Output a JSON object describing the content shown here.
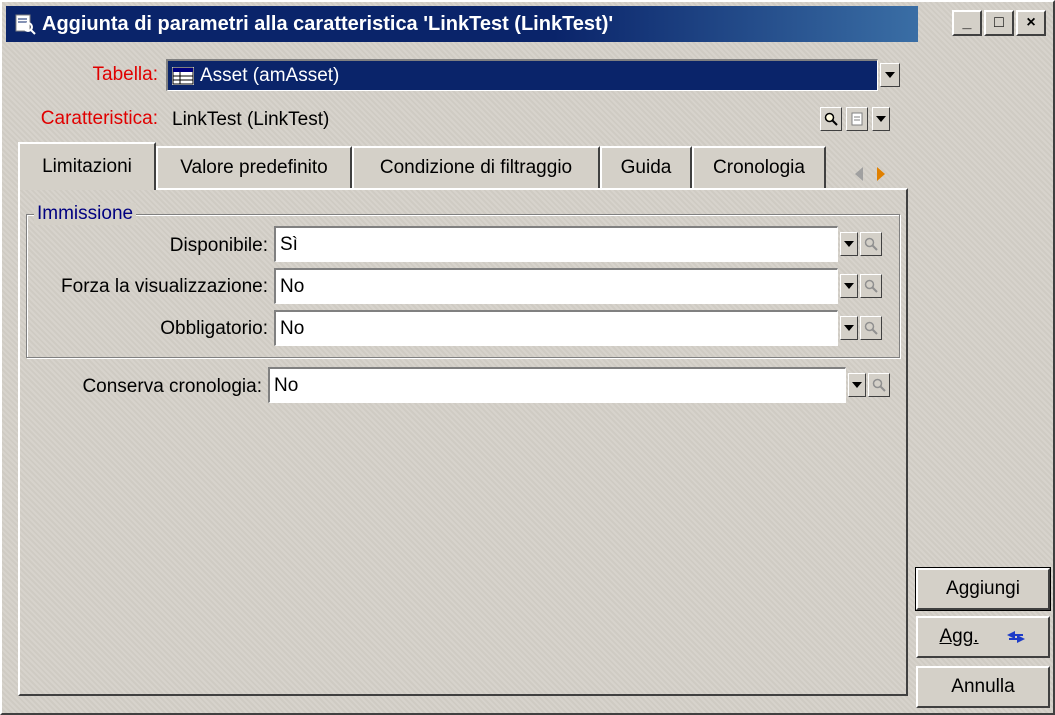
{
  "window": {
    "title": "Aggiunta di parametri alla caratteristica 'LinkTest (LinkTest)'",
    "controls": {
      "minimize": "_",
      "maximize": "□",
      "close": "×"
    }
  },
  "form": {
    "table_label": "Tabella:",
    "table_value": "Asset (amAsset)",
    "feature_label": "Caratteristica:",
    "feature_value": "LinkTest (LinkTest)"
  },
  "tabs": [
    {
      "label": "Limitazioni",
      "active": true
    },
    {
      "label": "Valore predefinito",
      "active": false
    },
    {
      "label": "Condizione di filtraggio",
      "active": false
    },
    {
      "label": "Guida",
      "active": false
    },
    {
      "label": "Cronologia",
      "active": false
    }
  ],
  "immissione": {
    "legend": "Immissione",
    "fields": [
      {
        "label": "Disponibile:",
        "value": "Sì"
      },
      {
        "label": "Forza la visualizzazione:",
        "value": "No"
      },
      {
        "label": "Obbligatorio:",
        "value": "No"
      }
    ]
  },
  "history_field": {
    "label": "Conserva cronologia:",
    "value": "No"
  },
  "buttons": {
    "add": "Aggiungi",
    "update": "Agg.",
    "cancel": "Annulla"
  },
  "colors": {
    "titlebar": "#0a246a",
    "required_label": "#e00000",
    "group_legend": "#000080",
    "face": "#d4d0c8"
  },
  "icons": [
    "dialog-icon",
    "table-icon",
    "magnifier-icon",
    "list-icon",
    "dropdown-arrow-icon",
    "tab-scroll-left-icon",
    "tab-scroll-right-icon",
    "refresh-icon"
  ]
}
########################################
JOB: Copy all the data exactly as written, but skip any picture.

CORRECT ANSWER:
Output a JSON object describing the content shown here.
{
  "window": {
    "title": "Aggiunta di parametri alla caratteristica 'LinkTest (LinkTest)'",
    "controls": {
      "minimize": "_",
      "maximize": "□",
      "close": "×"
    }
  },
  "form": {
    "table_label": "Tabella:",
    "table_value": "Asset (amAsset)",
    "feature_label": "Caratteristica:",
    "feature_value": "LinkTest (LinkTest)"
  },
  "tabs": [
    {
      "label": "Limitazioni",
      "active": true
    },
    {
      "label": "Valore predefinito",
      "active": false
    },
    {
      "label": "Condizione di filtraggio",
      "active": false
    },
    {
      "label": "Guida",
      "active": false
    },
    {
      "label": "Cronologia",
      "active": false
    }
  ],
  "immissione": {
    "legend": "Immissione",
    "fields": [
      {
        "label": "Disponibile:",
        "value": "Sì"
      },
      {
        "label": "Forza la visualizzazione:",
        "value": "No"
      },
      {
        "label": "Obbligatorio:",
        "value": "No"
      }
    ]
  },
  "history_field": {
    "label": "Conserva cronologia:",
    "value": "No"
  },
  "buttons": {
    "add": "Aggiungi",
    "update": "Agg.",
    "cancel": "Annulla"
  },
  "colors": {
    "titlebar": "#0a246a",
    "required_label": "#e00000",
    "group_legend": "#000080",
    "face": "#d4d0c8"
  },
  "icons": [
    "dialog-icon",
    "table-icon",
    "magnifier-icon",
    "list-icon",
    "dropdown-arrow-icon",
    "tab-scroll-left-icon",
    "tab-scroll-right-icon",
    "refresh-icon"
  ]
}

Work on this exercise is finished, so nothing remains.